(Items from a figure collection)
◆ ◆ ◆ ◆ ◆
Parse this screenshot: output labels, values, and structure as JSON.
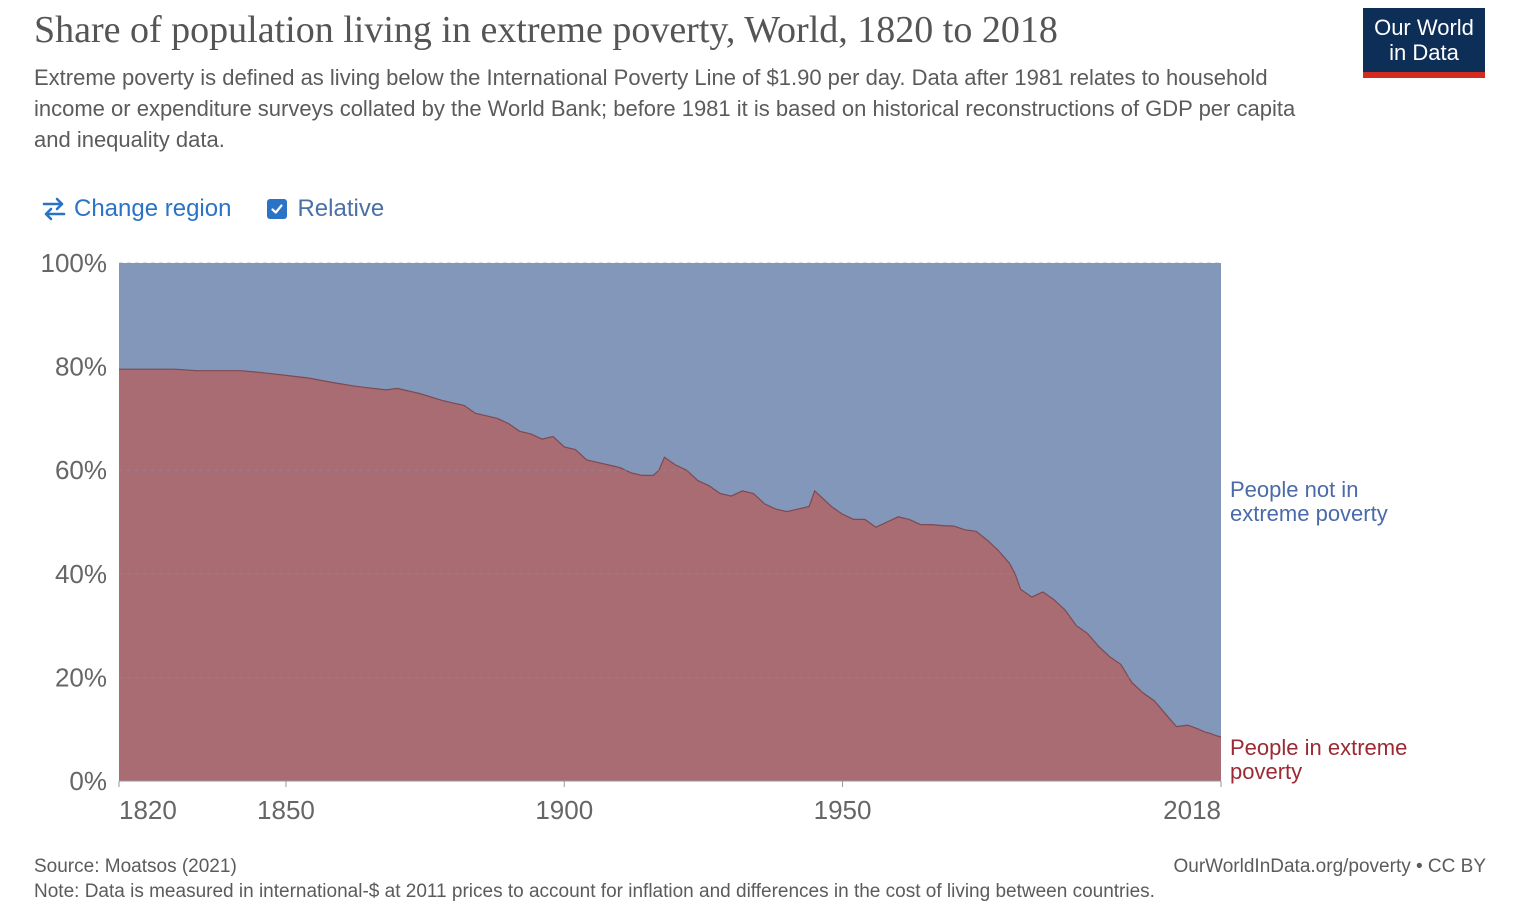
{
  "title": "Share of population living in extreme poverty, World, 1820 to 2018",
  "subtitle": "Extreme poverty is defined as living below the International Poverty Line of $1.90 per day. Data after 1981 relates to household income or expenditure surveys collated by the World Bank; before 1981 it is based on historical reconstructions of GDP per capita and inequality data.",
  "logo": {
    "line1": "Our World",
    "line2": "in Data"
  },
  "controls": {
    "change_region": "Change region",
    "relative": "Relative"
  },
  "footer": {
    "source": "Source: Moatsos (2021)",
    "note": "Note: Data is measured in international-$ at 2011 prices to account for inflation and differences in the cost of living between countries.",
    "right": "OurWorldInData.org/poverty • CC BY"
  },
  "colors": {
    "poverty": "#a86c72",
    "not_poverty": "#8397bb",
    "poverty_line": "#7d4a52",
    "label_poverty": "#9b2a34",
    "label_not_poverty": "#4a6aa8"
  },
  "chart_data": {
    "type": "area",
    "stacked": true,
    "relative": true,
    "xlim": [
      1820,
      2018
    ],
    "ylim": [
      0,
      100
    ],
    "x_ticks": [
      "1820",
      "1850",
      "1900",
      "1950",
      "2018"
    ],
    "y_ticks": [
      "0%",
      "20%",
      "40%",
      "60%",
      "80%",
      "100%"
    ],
    "grid": true,
    "series": [
      {
        "name": "People in extreme poverty",
        "label_lines": [
          "People in extreme",
          "poverty"
        ],
        "x": [
          1820,
          1822,
          1826,
          1830,
          1834,
          1838,
          1842,
          1846,
          1850,
          1854,
          1858,
          1862,
          1864,
          1868,
          1870,
          1874,
          1878,
          1880,
          1882,
          1884,
          1886,
          1888,
          1890,
          1892,
          1894,
          1896,
          1898,
          1900,
          1902,
          1904,
          1906,
          1908,
          1910,
          1912,
          1914,
          1916,
          1917,
          1918,
          1920,
          1922,
          1924,
          1926,
          1928,
          1930,
          1932,
          1934,
          1936,
          1938,
          1940,
          1942,
          1944,
          1945,
          1946,
          1948,
          1950,
          1952,
          1954,
          1956,
          1958,
          1960,
          1962,
          1964,
          1966,
          1968,
          1970,
          1972,
          1974,
          1976,
          1978,
          1980,
          1981,
          1982,
          1984,
          1986,
          1988,
          1990,
          1992,
          1994,
          1996,
          1998,
          2000,
          2002,
          2004,
          2006,
          2008,
          2010,
          2012,
          2014,
          2015,
          2016,
          2017,
          2018
        ],
        "values": [
          79.5,
          79.5,
          79.5,
          79.5,
          79.2,
          79.2,
          79.2,
          78.8,
          78.3,
          77.8,
          77.0,
          76.3,
          76.0,
          75.5,
          75.8,
          74.8,
          73.5,
          73.0,
          72.5,
          71.0,
          70.5,
          70.0,
          69.0,
          67.5,
          67.0,
          66.0,
          66.5,
          64.5,
          64.0,
          62.0,
          61.5,
          61.0,
          60.5,
          59.5,
          59.0,
          59.0,
          60.0,
          62.5,
          61.0,
          60.0,
          58.0,
          57.0,
          55.5,
          55.0,
          56.0,
          55.5,
          53.5,
          52.5,
          52.0,
          52.5,
          53.0,
          56.0,
          55.0,
          53.0,
          51.5,
          50.5,
          50.5,
          49.0,
          50.0,
          51.0,
          50.5,
          49.5,
          49.5,
          49.3,
          49.2,
          48.5,
          48.2,
          46.5,
          44.5,
          42.0,
          40.0,
          37.0,
          35.5,
          36.5,
          35.0,
          33.0,
          30.0,
          28.5,
          26.0,
          24.0,
          22.5,
          19.0,
          17.0,
          15.5,
          13.0,
          10.5,
          10.8,
          10.0,
          9.5,
          9.2,
          8.8,
          8.5
        ]
      },
      {
        "name": "People not in extreme poverty",
        "label_lines": [
          "People not in",
          "extreme poverty"
        ]
      }
    ]
  }
}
◆ ◆ ◆ ◆ ◆
Exercise goal:
Go through the entries above and count the lines containing the word "People"; give only that count.

Complete response:
4